**Directions for this task**
Copy every record word for word.

Collected data
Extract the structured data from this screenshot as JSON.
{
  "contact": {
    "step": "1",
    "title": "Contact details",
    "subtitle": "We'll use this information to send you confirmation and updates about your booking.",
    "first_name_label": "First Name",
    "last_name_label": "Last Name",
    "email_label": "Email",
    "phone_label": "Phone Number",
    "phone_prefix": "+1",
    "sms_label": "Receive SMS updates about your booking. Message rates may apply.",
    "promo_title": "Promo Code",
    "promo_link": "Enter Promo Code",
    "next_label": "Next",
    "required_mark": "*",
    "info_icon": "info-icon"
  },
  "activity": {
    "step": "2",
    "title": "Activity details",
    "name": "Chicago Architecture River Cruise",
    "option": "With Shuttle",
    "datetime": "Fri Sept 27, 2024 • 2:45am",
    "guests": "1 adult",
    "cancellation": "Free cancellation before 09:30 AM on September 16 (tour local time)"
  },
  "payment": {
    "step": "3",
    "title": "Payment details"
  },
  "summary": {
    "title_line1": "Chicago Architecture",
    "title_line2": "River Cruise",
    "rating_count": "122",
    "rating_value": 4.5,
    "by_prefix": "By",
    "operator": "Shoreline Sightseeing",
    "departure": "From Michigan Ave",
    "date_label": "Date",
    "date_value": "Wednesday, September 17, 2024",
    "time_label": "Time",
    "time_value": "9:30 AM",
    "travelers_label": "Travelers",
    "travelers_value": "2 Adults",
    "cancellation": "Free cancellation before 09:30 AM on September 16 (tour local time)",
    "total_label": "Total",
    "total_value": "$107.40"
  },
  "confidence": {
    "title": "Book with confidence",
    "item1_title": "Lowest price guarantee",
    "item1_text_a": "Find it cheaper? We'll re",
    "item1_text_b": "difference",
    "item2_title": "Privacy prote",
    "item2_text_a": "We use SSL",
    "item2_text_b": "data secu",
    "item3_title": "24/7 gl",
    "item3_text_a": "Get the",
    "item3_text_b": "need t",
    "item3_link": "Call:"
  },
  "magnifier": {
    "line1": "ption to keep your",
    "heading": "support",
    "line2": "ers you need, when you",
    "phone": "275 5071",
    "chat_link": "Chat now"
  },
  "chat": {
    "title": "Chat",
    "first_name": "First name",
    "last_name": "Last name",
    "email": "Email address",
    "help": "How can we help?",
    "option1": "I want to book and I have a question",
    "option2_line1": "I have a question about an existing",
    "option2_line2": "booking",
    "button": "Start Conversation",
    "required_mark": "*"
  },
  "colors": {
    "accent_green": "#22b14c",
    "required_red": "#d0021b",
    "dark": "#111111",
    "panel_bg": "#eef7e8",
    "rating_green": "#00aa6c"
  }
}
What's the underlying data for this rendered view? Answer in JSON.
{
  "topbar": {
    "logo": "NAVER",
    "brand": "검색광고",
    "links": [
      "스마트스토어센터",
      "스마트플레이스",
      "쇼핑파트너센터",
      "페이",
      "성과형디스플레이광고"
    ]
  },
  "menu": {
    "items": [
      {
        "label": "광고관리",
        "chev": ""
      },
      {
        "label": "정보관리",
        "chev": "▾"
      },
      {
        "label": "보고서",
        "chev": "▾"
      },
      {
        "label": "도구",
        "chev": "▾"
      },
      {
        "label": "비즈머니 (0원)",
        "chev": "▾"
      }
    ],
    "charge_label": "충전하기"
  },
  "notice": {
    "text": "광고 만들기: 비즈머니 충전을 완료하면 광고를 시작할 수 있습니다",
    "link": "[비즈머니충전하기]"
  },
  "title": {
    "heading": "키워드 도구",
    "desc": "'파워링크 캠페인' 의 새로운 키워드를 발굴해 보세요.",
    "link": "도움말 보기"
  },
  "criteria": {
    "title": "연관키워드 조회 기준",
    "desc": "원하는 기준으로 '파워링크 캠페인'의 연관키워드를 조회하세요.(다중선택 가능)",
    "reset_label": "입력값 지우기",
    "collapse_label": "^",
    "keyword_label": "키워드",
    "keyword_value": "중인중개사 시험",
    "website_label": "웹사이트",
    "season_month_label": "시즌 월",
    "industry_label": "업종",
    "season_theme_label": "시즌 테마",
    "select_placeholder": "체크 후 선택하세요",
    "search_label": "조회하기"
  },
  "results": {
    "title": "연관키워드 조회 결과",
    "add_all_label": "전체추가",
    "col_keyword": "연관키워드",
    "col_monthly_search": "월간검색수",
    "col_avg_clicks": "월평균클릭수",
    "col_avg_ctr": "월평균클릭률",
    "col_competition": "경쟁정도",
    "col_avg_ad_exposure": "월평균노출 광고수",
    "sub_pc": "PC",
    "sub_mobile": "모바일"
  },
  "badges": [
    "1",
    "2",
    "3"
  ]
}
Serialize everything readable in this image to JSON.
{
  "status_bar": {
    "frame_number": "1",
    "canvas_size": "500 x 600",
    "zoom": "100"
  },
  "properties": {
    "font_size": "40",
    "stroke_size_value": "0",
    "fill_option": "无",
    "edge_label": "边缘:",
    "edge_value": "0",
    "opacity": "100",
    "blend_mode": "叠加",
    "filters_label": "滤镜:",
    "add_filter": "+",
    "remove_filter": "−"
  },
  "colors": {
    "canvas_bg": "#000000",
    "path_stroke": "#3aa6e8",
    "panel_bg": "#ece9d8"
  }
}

**Expected answer**
Extract the structured data from this screenshot as JSON.
{
  "contact": {
    "step": "1",
    "title": "Contact details",
    "subtitle": "We'll use this information to send you confirmation and updates about your booking.",
    "first_name_label": "First Name",
    "last_name_label": "Last Name",
    "email_label": "Email",
    "phone_label": "Phone Number",
    "phone_prefix": "+1",
    "sms_label": "Receive SMS updates about your booking. Message rates may apply.",
    "promo_title": "Promo Code",
    "promo_link": "Enter Promo Code",
    "next_label": "Next",
    "required_mark": "*",
    "info_icon": "info-icon"
  },
  "activity": {
    "step": "2",
    "title": "Activity details",
    "name": "Chicago Architecture River Cruise",
    "option": "With Shuttle",
    "datetime": "Fri Sept 27, 2024 • 2:45am",
    "guests": "1 adult",
    "cancellation": "Free cancellation before 09:30 AM on September 16 (tour local time)"
  },
  "payment": {
    "step": "3",
    "title": "Payment details"
  },
  "summary": {
    "title_line1": "Chicago Architecture",
    "title_line2": "River Cruise",
    "rating_count": "122",
    "rating_value": 4.5,
    "by_prefix": "By",
    "operator": "Shoreline Sightseeing",
    "departure": "From Michigan Ave",
    "date_label": "Date",
    "date_value": "Wednesday, September 17, 2024",
    "time_label": "Time",
    "time_value": "9:30 AM",
    "travelers_label": "Travelers",
    "travelers_value": "2 Adults",
    "cancellation": "Free cancellation before 09:30 AM on September 16 (tour local time)",
    "total_label": "Total",
    "total_value": "$107.40"
  },
  "confidence": {
    "title": "Book with confidence",
    "item1_title": "Lowest price guarantee",
    "item1_text_a": "Find it cheaper? We'll re",
    "item1_text_b": "difference",
    "item2_title": "Privacy prote",
    "item2_text_a": "We use SSL",
    "item2_text_b": "data secu",
    "item3_title": "24/7 gl",
    "item3_text_a": "Get the",
    "item3_text_b": "need t",
    "item3_link": "Call:"
  },
  "magnifier": {
    "line1": "ption to keep your",
    "heading": "support",
    "line2": "ers you need, when you",
    "phone": "275 5071",
    "chat_link": "Chat now"
  },
  "chat": {
    "title": "Chat",
    "first_name": "First name",
    "last_name": "Last name",
    "email": "Email address",
    "help": "How can we help?",
    "option1": "I want to book and I have a question",
    "option2_line1": "I have a question about an existing",
    "option2_line2": "booking",
    "button": "Start Conversation",
    "required_mark": "*"
  },
  "colors": {
    "accent_green": "#22b14c",
    "required_red": "#d0021b",
    "dark": "#111111",
    "panel_bg": "#eef7e8",
    "rating_green": "#00aa6c"
  }
}
What's the underlying data for this rendered view? Answer in JSON.
{
  "topbar": {
    "logo": "NAVER",
    "brand": "검색광고",
    "links": [
      "스마트스토어센터",
      "스마트플레이스",
      "쇼핑파트너센터",
      "페이",
      "성과형디스플레이광고"
    ]
  },
  "menu": {
    "items": [
      {
        "label": "광고관리",
        "chev": ""
      },
      {
        "label": "정보관리",
        "chev": "▾"
      },
      {
        "label": "보고서",
        "chev": "▾"
      },
      {
        "label": "도구",
        "chev": "▾"
      },
      {
        "label": "비즈머니 (0원)",
        "chev": "▾"
      }
    ],
    "charge_label": "충전하기"
  },
  "notice": {
    "text": "광고 만들기: 비즈머니 충전을 완료하면 광고를 시작할 수 있습니다",
    "link": "[비즈머니충전하기]"
  },
  "title": {
    "heading": "키워드 도구",
    "desc": "'파워링크 캠페인' 의 새로운 키워드를 발굴해 보세요.",
    "link": "도움말 보기"
  },
  "criteria": {
    "title": "연관키워드 조회 기준",
    "desc": "원하는 기준으로 '파워링크 캠페인'의 연관키워드를 조회하세요.(다중선택 가능)",
    "reset_label": "입력값 지우기",
    "collapse_label": "^",
    "keyword_label": "키워드",
    "keyword_value": "중인중개사 시험",
    "website_label": "웹사이트",
    "season_month_label": "시즌 월",
    "industry_label": "업종",
    "season_theme_label": "시즌 테마",
    "select_placeholder": "체크 후 선택하세요",
    "search_label": "조회하기"
  },
  "results": {
    "title": "연관키워드 조회 결과",
    "add_all_label": "전체추가",
    "col_keyword": "연관키워드",
    "col_monthly_search": "월간검색수",
    "col_avg_clicks": "월평균클릭수",
    "col_avg_ctr": "월평균클릭률",
    "col_competition": "경쟁정도",
    "col_avg_ad_exposure": "월평균노출 광고수",
    "sub_pc": "PC",
    "sub_mobile": "모바일"
  },
  "badges": [
    "1",
    "2",
    "3"
  ]
}
Serialize everything readable in this image to JSON.
{
  "status_bar": {
    "frame_number": "1",
    "canvas_size": "500 x 600",
    "zoom": "100"
  },
  "properties": {
    "font_size": "40",
    "stroke_size_value": "0",
    "fill_option": "无",
    "edge_label": "边缘:",
    "edge_value": "0",
    "opacity": "100",
    "blend_mode": "叠加",
    "filters_label": "滤镜:",
    "add_filter": "+",
    "remove_filter": "−"
  },
  "colors": {
    "canvas_bg": "#000000",
    "path_stroke": "#3aa6e8",
    "panel_bg": "#ece9d8"
  }
}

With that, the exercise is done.